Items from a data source
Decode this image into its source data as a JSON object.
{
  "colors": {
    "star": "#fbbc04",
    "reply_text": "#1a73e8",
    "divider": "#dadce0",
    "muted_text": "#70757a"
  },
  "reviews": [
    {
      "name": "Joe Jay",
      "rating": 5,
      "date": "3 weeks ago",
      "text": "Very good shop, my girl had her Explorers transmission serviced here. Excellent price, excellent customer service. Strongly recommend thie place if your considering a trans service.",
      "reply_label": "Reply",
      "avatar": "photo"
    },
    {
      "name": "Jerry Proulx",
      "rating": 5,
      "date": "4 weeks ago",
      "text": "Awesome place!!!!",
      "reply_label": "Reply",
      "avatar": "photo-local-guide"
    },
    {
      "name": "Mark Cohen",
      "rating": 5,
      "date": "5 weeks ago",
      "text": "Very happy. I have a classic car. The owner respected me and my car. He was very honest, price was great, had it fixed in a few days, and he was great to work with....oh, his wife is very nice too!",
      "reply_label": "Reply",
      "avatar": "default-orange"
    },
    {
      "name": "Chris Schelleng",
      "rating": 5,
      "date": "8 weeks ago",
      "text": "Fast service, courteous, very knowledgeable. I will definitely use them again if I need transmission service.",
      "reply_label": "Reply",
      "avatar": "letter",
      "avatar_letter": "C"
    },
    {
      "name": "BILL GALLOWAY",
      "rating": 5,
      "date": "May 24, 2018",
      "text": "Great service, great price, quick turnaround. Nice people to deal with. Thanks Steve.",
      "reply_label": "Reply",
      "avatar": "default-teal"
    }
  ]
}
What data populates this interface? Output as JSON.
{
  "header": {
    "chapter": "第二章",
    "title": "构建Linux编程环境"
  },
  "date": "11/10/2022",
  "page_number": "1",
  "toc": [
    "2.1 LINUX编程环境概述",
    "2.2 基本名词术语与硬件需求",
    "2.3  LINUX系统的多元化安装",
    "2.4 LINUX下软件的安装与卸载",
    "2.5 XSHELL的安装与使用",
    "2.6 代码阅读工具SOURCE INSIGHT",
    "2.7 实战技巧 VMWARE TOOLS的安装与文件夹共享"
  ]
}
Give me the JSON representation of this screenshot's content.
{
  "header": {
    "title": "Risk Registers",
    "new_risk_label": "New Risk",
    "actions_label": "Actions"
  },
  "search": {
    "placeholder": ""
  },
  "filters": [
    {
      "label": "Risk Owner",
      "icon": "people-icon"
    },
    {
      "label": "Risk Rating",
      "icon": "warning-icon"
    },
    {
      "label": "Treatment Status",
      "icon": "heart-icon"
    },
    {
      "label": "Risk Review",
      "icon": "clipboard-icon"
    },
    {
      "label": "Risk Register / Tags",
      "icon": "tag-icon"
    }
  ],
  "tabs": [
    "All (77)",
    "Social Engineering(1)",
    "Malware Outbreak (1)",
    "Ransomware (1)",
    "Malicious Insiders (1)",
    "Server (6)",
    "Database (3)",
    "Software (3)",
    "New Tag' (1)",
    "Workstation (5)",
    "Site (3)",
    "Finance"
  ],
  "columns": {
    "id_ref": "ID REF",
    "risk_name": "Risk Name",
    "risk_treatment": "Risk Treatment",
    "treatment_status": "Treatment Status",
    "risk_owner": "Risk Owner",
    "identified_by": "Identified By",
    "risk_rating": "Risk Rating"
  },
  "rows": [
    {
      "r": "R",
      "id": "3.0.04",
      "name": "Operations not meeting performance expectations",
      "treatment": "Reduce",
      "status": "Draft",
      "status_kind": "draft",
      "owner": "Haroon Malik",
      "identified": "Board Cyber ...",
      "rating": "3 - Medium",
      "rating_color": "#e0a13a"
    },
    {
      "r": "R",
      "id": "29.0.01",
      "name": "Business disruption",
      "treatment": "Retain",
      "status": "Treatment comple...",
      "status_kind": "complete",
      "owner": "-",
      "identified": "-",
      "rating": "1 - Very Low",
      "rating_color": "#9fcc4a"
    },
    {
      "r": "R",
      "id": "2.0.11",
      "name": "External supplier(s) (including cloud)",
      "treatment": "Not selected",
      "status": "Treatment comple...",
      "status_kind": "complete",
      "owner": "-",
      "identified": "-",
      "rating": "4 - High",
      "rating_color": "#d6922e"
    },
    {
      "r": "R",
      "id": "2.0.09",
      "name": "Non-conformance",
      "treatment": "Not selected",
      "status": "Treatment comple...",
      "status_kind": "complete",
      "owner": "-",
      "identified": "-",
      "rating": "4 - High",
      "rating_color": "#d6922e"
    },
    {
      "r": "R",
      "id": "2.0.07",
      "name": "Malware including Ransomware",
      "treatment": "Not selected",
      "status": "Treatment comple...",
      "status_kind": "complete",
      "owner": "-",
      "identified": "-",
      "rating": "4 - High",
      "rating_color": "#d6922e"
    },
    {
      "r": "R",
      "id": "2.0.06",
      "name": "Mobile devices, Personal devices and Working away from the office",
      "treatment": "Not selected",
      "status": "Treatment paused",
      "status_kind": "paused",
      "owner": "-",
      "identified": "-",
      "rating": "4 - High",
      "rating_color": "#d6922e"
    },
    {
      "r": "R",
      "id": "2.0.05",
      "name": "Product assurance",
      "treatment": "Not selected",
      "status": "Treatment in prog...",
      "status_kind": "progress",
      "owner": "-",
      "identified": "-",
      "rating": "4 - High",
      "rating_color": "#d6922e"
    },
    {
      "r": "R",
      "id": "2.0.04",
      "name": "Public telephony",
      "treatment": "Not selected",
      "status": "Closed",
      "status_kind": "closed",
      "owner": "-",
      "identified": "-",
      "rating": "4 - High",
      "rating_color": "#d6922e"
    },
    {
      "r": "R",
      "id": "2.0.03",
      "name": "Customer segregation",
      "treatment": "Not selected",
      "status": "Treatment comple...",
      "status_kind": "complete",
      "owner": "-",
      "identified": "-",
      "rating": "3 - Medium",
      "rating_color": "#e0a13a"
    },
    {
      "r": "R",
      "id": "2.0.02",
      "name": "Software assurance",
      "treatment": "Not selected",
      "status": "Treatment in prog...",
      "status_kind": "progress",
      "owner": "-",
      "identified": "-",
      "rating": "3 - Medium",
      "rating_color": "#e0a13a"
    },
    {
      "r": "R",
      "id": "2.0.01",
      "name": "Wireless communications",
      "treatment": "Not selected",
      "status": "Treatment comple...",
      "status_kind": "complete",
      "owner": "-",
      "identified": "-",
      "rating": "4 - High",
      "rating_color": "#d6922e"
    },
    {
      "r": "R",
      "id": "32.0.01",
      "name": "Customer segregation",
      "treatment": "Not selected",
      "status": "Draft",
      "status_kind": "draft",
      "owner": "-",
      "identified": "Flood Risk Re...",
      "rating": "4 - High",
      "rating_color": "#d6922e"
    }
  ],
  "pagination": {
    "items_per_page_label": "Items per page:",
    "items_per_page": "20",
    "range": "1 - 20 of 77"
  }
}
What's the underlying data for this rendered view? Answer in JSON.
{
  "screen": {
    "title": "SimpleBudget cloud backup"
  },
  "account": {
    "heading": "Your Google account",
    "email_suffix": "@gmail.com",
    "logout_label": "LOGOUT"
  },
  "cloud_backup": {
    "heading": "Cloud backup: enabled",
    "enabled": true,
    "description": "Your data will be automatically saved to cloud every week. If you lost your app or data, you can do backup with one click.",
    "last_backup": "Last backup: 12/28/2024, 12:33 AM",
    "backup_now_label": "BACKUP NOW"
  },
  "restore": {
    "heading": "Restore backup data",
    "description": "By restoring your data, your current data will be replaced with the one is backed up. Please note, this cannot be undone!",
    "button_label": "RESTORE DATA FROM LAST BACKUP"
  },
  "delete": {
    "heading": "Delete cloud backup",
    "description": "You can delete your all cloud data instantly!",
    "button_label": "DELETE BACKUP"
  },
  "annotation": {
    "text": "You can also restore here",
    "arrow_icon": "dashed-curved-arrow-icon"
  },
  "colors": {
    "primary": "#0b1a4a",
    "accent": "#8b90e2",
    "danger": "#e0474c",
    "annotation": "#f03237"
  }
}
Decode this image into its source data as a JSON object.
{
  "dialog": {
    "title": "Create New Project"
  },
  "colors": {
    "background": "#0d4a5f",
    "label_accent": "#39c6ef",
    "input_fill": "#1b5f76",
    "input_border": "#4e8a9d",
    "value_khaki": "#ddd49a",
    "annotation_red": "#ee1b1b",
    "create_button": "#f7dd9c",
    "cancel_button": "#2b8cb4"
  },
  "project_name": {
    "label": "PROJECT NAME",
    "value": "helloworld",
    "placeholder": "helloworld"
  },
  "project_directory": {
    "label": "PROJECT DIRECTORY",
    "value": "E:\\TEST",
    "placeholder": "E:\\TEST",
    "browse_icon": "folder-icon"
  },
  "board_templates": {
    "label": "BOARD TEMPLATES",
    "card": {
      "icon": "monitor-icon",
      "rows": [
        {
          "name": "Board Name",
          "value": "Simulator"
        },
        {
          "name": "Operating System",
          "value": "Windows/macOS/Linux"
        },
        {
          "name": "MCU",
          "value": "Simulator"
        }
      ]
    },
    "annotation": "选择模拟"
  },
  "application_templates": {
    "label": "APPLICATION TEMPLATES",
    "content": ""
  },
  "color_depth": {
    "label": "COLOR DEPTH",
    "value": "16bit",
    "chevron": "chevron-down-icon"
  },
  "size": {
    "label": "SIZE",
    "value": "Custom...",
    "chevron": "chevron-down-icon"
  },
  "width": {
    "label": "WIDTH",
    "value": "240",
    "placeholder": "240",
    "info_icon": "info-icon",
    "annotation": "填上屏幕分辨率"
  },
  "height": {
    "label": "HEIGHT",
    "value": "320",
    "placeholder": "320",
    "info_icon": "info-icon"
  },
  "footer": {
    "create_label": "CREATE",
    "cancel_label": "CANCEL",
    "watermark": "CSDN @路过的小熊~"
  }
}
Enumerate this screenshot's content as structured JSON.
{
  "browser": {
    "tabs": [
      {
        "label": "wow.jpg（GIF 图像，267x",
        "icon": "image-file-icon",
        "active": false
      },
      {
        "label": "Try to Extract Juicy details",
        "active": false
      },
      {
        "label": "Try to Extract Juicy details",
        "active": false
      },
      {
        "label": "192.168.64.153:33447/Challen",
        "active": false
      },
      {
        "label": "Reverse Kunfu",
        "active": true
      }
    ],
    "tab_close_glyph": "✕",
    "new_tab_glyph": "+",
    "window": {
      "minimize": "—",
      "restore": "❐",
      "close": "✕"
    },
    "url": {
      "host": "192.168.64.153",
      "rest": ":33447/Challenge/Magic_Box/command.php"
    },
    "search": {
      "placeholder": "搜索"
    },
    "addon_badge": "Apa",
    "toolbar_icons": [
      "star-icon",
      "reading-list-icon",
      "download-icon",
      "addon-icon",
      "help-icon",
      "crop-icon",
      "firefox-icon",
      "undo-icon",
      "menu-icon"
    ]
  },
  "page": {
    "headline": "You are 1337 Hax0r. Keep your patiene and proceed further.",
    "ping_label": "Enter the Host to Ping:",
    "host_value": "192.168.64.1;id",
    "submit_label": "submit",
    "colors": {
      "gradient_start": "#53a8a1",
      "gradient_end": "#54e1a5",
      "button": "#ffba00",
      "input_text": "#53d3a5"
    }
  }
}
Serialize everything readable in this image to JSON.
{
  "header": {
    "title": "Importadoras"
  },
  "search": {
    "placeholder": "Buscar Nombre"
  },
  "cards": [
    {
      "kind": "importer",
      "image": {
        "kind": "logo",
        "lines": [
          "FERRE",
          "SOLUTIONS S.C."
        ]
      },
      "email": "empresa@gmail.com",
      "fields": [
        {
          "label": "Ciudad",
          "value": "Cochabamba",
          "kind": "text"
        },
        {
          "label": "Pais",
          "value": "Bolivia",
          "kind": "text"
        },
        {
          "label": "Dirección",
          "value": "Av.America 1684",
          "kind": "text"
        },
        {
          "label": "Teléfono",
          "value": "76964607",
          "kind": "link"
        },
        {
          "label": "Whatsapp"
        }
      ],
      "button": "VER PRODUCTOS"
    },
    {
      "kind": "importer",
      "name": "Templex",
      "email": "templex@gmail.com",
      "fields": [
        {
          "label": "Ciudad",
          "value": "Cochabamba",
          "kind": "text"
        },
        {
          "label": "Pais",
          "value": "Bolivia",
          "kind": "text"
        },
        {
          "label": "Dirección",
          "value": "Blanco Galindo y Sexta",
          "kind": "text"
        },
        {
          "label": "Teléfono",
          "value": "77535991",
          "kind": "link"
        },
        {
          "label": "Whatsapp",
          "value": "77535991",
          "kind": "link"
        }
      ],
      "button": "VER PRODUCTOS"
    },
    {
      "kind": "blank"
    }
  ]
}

§ **What is required**: Check the data for the word "great" and pull out the lines that have it.

§ **Full output**:
      "text": "Very happy. I have a classic car. The owner respected me and my car. He was very honest, price was great, had it fixed in a few days, and he was great to work with....oh, his wife is very nice too!",
      "text": "Great service, great price, quick turnaround. Nice people to deal with. Thanks Steve.",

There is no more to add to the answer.